Sort through the data and copy the lines holding the word "округ".

● Supplied material:
——

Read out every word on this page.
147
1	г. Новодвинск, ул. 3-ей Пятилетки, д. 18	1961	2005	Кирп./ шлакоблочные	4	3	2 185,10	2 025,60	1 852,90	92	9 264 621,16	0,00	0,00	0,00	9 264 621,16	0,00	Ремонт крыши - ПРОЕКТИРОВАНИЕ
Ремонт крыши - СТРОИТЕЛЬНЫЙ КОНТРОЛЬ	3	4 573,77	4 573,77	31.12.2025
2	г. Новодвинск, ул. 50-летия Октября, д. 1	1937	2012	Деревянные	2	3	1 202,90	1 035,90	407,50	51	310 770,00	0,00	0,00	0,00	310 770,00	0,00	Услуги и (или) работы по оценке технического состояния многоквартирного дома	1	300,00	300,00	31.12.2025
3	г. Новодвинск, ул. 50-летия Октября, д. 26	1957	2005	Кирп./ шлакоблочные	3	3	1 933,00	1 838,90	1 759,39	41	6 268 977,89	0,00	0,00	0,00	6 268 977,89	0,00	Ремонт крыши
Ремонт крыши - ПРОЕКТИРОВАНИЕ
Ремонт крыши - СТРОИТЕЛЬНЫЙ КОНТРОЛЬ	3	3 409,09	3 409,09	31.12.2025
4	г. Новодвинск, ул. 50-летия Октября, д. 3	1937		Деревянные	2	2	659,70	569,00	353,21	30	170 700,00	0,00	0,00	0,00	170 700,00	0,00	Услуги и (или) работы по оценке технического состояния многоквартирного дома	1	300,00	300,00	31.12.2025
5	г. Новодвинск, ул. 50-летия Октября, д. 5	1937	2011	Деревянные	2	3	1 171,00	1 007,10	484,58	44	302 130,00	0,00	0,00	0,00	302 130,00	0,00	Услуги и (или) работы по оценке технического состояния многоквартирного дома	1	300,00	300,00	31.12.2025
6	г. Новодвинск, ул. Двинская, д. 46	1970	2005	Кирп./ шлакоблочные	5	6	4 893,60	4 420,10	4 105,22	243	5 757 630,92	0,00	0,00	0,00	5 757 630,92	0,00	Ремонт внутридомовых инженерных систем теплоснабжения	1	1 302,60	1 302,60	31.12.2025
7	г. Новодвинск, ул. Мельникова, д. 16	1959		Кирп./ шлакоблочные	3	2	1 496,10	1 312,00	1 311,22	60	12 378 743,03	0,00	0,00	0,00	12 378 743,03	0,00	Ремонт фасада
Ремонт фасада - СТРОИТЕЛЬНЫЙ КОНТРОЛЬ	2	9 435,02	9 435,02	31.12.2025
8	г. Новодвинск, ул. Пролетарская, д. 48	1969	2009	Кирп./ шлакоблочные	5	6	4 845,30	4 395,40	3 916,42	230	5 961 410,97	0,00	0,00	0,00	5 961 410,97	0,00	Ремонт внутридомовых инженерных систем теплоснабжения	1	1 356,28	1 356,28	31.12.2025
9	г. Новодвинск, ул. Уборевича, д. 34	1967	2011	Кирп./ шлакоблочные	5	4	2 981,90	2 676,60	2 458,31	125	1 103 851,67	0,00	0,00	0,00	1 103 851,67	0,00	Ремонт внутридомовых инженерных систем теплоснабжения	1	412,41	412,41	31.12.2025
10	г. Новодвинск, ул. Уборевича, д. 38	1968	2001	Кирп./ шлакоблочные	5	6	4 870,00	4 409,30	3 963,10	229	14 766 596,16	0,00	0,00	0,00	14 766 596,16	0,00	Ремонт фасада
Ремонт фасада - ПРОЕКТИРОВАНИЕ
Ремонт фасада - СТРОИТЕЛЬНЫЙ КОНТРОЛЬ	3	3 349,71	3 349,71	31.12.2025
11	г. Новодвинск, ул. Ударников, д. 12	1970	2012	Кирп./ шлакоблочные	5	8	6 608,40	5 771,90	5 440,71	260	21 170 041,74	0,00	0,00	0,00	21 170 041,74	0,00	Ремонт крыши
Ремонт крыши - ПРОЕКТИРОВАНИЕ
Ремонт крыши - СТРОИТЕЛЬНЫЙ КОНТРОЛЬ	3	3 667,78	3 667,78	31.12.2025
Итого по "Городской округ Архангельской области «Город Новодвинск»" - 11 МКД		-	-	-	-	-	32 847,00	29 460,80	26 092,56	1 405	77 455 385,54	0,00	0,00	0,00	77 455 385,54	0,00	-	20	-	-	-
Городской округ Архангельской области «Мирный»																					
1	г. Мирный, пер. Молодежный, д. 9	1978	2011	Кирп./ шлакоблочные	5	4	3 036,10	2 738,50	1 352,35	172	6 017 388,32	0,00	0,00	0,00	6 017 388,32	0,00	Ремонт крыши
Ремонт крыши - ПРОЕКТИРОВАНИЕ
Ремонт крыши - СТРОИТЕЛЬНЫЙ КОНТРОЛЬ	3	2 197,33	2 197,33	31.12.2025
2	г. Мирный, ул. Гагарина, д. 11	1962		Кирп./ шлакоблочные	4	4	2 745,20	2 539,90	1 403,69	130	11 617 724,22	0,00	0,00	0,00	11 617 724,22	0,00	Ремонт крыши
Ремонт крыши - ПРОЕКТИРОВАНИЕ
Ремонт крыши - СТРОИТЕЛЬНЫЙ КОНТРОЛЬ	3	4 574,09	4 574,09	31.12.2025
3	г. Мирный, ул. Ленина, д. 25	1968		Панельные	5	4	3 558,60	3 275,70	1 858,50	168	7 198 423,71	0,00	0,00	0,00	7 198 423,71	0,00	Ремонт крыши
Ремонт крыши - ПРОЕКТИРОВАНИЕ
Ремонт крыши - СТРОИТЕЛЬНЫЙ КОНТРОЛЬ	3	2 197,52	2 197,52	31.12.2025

——

● Exercise output:
Итого по "Городской округ Архангельской области «Город Новодвинск»" - 11 МКД		-	-	-	-	-	32 847,00	29 460,80	26 092,56	1 405	77 455 385,54	0,00	0,00	0,00	77 455 385,54	0,00	-	20	-	-	-
Городской округ Архангельской области «Мирный»																					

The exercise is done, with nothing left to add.